● **THE RECORDS**
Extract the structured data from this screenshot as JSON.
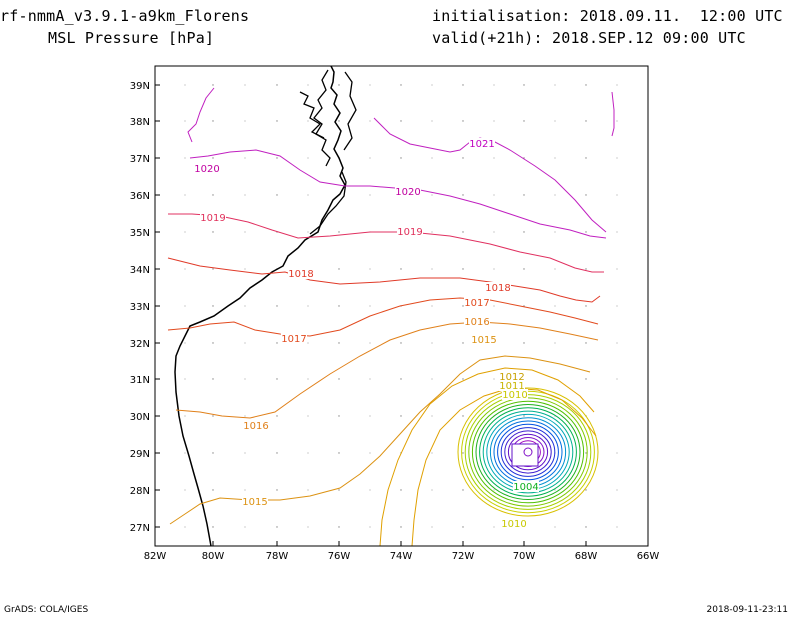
{
  "header": {
    "model": "rf-nmmA_v3.9.1-a9km_Florens",
    "variable": "MSL Pressure [hPa]",
    "init_label": "initialisation:",
    "init_value": "2018.09.11.  12:00 UTC",
    "valid_label": "valid(+21h):",
    "valid_value": "2018.SEP.12 09:00 UTC"
  },
  "footer": {
    "credit": "GrADS: COLA/IGES",
    "timestamp": "2018-09-11-23:11"
  },
  "map": {
    "lat_ticks": [
      "27N",
      "28N",
      "29N",
      "30N",
      "31N",
      "32N",
      "33N",
      "34N",
      "35N",
      "36N",
      "37N",
      "38N",
      "39N"
    ],
    "lon_ticks": [
      "82W",
      "80W",
      "78W",
      "76W",
      "74W",
      "72W",
      "70W",
      "68W",
      "66W"
    ],
    "contour_labels": [
      {
        "text": "1021",
        "color": "#c000c0"
      },
      {
        "text": "1020",
        "color": "#c000a0"
      },
      {
        "text": "1020",
        "color": "#c000a0"
      },
      {
        "text": "1019",
        "color": "#e0305a"
      },
      {
        "text": "1019",
        "color": "#e0305a"
      },
      {
        "text": "1018",
        "color": "#e03a28"
      },
      {
        "text": "1018",
        "color": "#e03a28"
      },
      {
        "text": "1017",
        "color": "#e24a1e"
      },
      {
        "text": "1017",
        "color": "#e24a1e"
      },
      {
        "text": "1016",
        "color": "#e0801a"
      },
      {
        "text": "1016",
        "color": "#e0801a"
      },
      {
        "text": "1015",
        "color": "#dc9212"
      },
      {
        "text": "1015",
        "color": "#dc9212"
      },
      {
        "text": "1012",
        "color": "#c8a000"
      },
      {
        "text": "1011",
        "color": "#c8b400"
      },
      {
        "text": "1010",
        "color": "#c8c800"
      },
      {
        "text": "1010",
        "color": "#c8c800"
      },
      {
        "text": "1004",
        "color": "#10b020"
      }
    ]
  }
}
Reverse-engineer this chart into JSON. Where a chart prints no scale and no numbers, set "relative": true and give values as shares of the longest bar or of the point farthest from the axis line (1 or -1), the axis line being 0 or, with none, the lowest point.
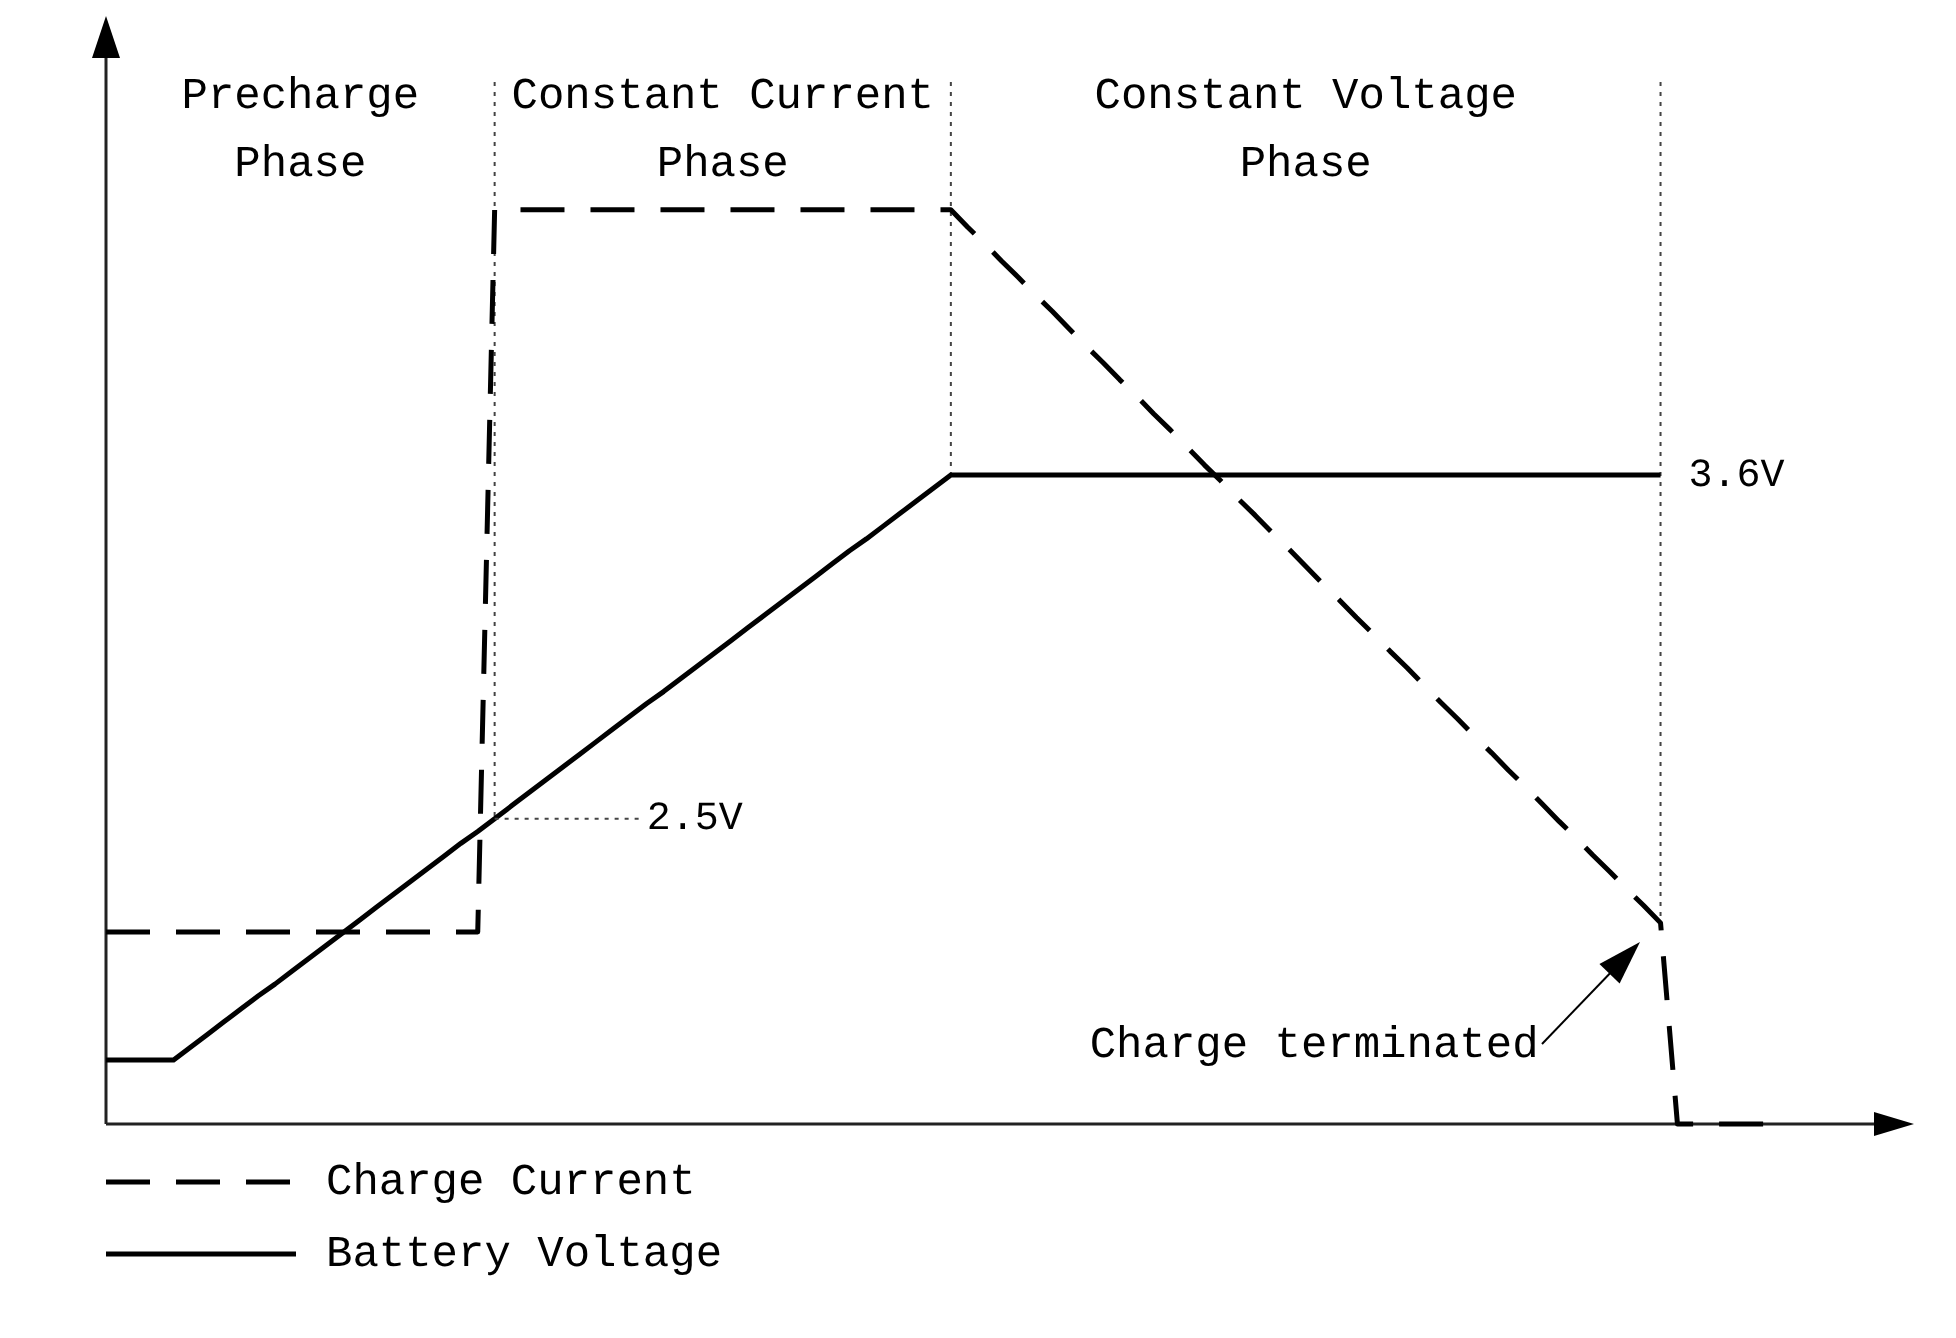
{
  "chart_data": {
    "type": "line",
    "relative": true,
    "legend": "bottom left",
    "categories": [
      null,
      null,
      null,
      null,
      null,
      null,
      null,
      null,
      null,
      null,
      null,
      null,
      null,
      null,
      null,
      null,
      null,
      null,
      null,
      null,
      null,
      null,
      null,
      null,
      null,
      null,
      null,
      null,
      null,
      null,
      null,
      null,
      null,
      null,
      null,
      null,
      null,
      null,
      null,
      null,
      null,
      null,
      null,
      null,
      null,
      null,
      null,
      null,
      null,
      null,
      null,
      null,
      null,
      null,
      null,
      null,
      null,
      null,
      null,
      null,
      null,
      null,
      null,
      null,
      null,
      null,
      null,
      null,
      null,
      null,
      null,
      null,
      null,
      null,
      null,
      null,
      null,
      null,
      null,
      null,
      null,
      null,
      null,
      null,
      null,
      null,
      null,
      null,
      null,
      null,
      null,
      null,
      null,
      null,
      null,
      null,
      null,
      null,
      null,
      null,
      null,
      null,
      null,
      null,
      null,
      null,
      null,
      null
    ],
    "series": [
      {
        "name": "Charge Current",
        "color": "#000000",
        "line_style": "dashed",
        "values": [
          0.21,
          0.21,
          0.21,
          0.21,
          0.21,
          0.21,
          0.21,
          0.21,
          0.21,
          0.21,
          0.21,
          0.21,
          0.21,
          0.21,
          0.21,
          0.21,
          0.21,
          0.21,
          0.21,
          0.21,
          0.21,
          0.21,
          0.21,
          1,
          1,
          1,
          1,
          1,
          1,
          1,
          1,
          1,
          1,
          1,
          1,
          1,
          1,
          1,
          1,
          1,
          1,
          1,
          1,
          1,
          1,
          1,
          1,
          1,
          1,
          1,
          1,
          0.981,
          0.963,
          0.944,
          0.926,
          0.907,
          0.889,
          0.87,
          0.851,
          0.833,
          0.814,
          0.796,
          0.777,
          0.759,
          0.74,
          0.721,
          0.703,
          0.684,
          0.666,
          0.647,
          0.629,
          0.61,
          0.591,
          0.573,
          0.554,
          0.536,
          0.517,
          0.499,
          0.48,
          0.461,
          0.443,
          0.424,
          0.406,
          0.387,
          0.369,
          0.35,
          0.331,
          0.313,
          0.294,
          0.276,
          0.257,
          0.239,
          0.22,
          0,
          0,
          0,
          0,
          0,
          0,
          0,
          null,
          null,
          null,
          null,
          null,
          null,
          null,
          null
        ]
      },
      {
        "name": "Battery Voltage",
        "color": "#000000",
        "line_style": "solid",
        "values": [
          0.07,
          0.07,
          0.07,
          0.07,
          0.07,
          0.084,
          0.098,
          0.112,
          0.126,
          0.14,
          0.153,
          0.167,
          0.181,
          0.195,
          0.209,
          0.223,
          0.237,
          0.251,
          0.265,
          0.279,
          0.293,
          0.307,
          0.32,
          0.334,
          0.348,
          0.362,
          0.376,
          0.39,
          0.404,
          0.418,
          0.432,
          0.446,
          0.46,
          0.473,
          0.487,
          0.501,
          0.515,
          0.529,
          0.543,
          0.557,
          0.571,
          0.585,
          0.599,
          0.613,
          0.627,
          0.64,
          0.654,
          0.668,
          0.682,
          0.696,
          0.71,
          0.71,
          0.71,
          0.71,
          0.71,
          0.71,
          0.71,
          0.71,
          0.71,
          0.71,
          0.71,
          0.71,
          0.71,
          0.71,
          0.71,
          0.71,
          0.71,
          0.71,
          0.71,
          0.71,
          0.71,
          0.71,
          0.71,
          0.71,
          0.71,
          0.71,
          0.71,
          0.71,
          0.71,
          0.71,
          0.71,
          0.71,
          0.71,
          0.71,
          0.71,
          0.71,
          0.71,
          0.71,
          0.71,
          0.71,
          0.71,
          0.71,
          0.71,
          null,
          null,
          null,
          null,
          null,
          null,
          null,
          null,
          null,
          null,
          null,
          null,
          null,
          null,
          null
        ]
      }
    ],
    "annotations": [
      "Precharge\nPhase",
      "Constant Current\nPhase",
      "Constant Voltage\nPhase",
      "2.5V",
      "3.6V",
      "Charge terminated"
    ]
  }
}
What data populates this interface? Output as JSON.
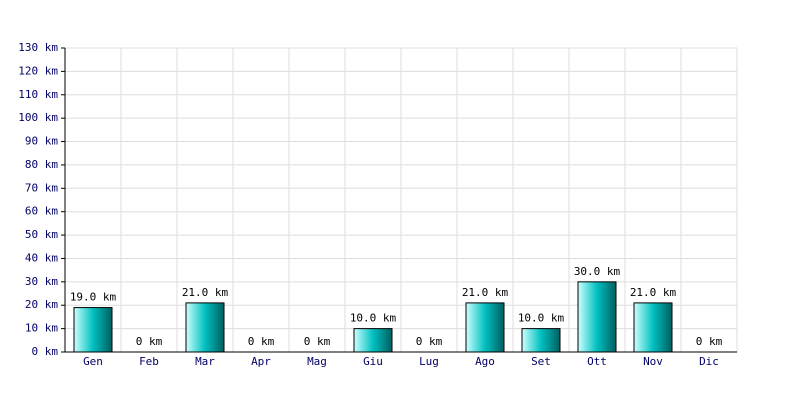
{
  "chart_data": {
    "type": "bar",
    "categories": [
      "Gen",
      "Feb",
      "Mar",
      "Apr",
      "Mag",
      "Giu",
      "Lug",
      "Ago",
      "Set",
      "Ott",
      "Nov",
      "Dic"
    ],
    "values": [
      19,
      0,
      21,
      0,
      0,
      10,
      0,
      21,
      10,
      30,
      21,
      0
    ],
    "value_labels": [
      "19.0 km",
      "0 km",
      "21.0 km",
      "0 km",
      "0 km",
      "10.0 km",
      "0 km",
      "21.0 km",
      "10.0 km",
      "30.0 km",
      "21.0 km",
      "0 km"
    ],
    "color": "#00c0c0",
    "ylim": [
      0,
      130
    ],
    "yticks": [
      {
        "value": 0,
        "label": "0 km"
      },
      {
        "value": 10,
        "label": "10 km"
      },
      {
        "value": 20,
        "label": "20 km"
      },
      {
        "value": 30,
        "label": "30 km"
      },
      {
        "value": 40,
        "label": "40 km"
      },
      {
        "value": 50,
        "label": "50 km"
      },
      {
        "value": 60,
        "label": "60 km"
      },
      {
        "value": 70,
        "label": "70 km"
      },
      {
        "value": 80,
        "label": "80 km"
      },
      {
        "value": 90,
        "label": "90 km"
      },
      {
        "value": 100,
        "label": "100 km"
      },
      {
        "value": 110,
        "label": "110 km"
      },
      {
        "value": 120,
        "label": "120 km"
      },
      {
        "value": 130,
        "label": "130 km"
      }
    ],
    "grid": true
  }
}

● **DESCRIPTION OF THE TASK**
Using the entries above, return each line that includes the word "from".

● **THE OUTPUT**
Extract the structured data from this screenshot as JSON.
Reverse-engineer this chart into JSON. Where a chart prints no scale and no numbers, set "relative": true and give values as shares of the longest bar or of the point farthest from the axis line (1 or -1), the axis line being 0 or, with none, the lowest point.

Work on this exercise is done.